▶ **Task to complete**:
Reproduce each line exactly.

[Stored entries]
------------------------------------------------

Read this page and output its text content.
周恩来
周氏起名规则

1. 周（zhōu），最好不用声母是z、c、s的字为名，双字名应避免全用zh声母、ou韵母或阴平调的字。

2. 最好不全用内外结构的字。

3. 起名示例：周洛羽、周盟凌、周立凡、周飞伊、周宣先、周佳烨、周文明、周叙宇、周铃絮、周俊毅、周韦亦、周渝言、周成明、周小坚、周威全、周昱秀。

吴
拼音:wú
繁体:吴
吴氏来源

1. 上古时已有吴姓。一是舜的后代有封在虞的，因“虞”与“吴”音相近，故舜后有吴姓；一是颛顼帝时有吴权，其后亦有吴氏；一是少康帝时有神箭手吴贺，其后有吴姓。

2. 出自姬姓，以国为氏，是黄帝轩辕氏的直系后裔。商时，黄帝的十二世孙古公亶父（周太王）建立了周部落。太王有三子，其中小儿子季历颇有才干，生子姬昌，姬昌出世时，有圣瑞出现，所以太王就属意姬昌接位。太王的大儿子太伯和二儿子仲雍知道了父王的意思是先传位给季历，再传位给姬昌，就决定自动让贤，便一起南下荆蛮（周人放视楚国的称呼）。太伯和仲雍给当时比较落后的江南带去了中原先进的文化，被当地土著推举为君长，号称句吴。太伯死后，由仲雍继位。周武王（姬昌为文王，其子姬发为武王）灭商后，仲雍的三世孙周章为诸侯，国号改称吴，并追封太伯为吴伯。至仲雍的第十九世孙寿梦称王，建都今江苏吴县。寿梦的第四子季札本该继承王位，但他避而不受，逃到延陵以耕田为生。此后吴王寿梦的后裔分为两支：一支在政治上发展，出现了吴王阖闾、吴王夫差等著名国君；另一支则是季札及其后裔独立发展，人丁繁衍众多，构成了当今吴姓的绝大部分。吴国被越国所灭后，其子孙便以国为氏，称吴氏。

------------------------------------------------

▶ **Answer for this exercise**:
Read this page and output its text content.
周恩来
周氏起名规则

1. 周（zhōu），最好不用声母是z、c、s的字为名，双字名应避免全用zh声母、ou韵母或阴平调的字。

2. 最好不全用内外结构的字。

3. 起名示例：周洛羽、周盟凌、周立凡、周飞伊、周宣先、周佳烨、周文明、周叙宇、周铃絮、周俊毅、周韦亦、周渝言、周成明、周小坚、周威全、周昱秀。

吴
拼音:wú
繁体:吴
吴氏来源

1. 上古时已有吴姓。一是舜的后代有封在虞的，因“虞”与“吴”音相近，故舜后有吴姓；一是颛顼帝时有吴权，其后亦有吴氏；一是少康帝时有神箭手吴贺，其后有吴姓。

2. 出自姬姓，以国为氏，是黄帝轩辕氏的直系后裔。商时，黄帝的十二世孙古公亶父（周太王）建立了周部落。太王有三子，其中小儿子季历颇有才干，生子姬昌，姬昌出世时，有圣瑞出现，所以太王就属意姬昌接位。太王的大儿子太伯和二儿子仲雍知道了父王的意思是先传位给季历，再传位给姬昌，就决定自动让贤，便一起南下荆蛮（周人放视楚国的称呼）。太伯和仲雍给当时比较落后的江南带去了中原先进的文化，被当地土著推举为君长，号称句吴。太伯死后，由仲雍继位。周武王（姬昌为文王，其子姬发为武王）灭商后，仲雍的三世孙周章为诸侯，国号改称吴，并追封太伯为吴伯。至仲雍的第十九世孙寿梦称王，建都今江苏吴县。寿梦的第四子季札本该继承王位，但他避而不受，逃到延陵以耕田为生。此后吴王寿梦的后裔分为两支：一支在政治上发展，出现了吴王阖闾、吴王夫差等著名国君；另一支则是季札及其后裔独立发展，人丁繁衍众多，构成了当今吴姓的绝大部分。吴国被越国所灭后，其子孙便以国为氏，称吴氏。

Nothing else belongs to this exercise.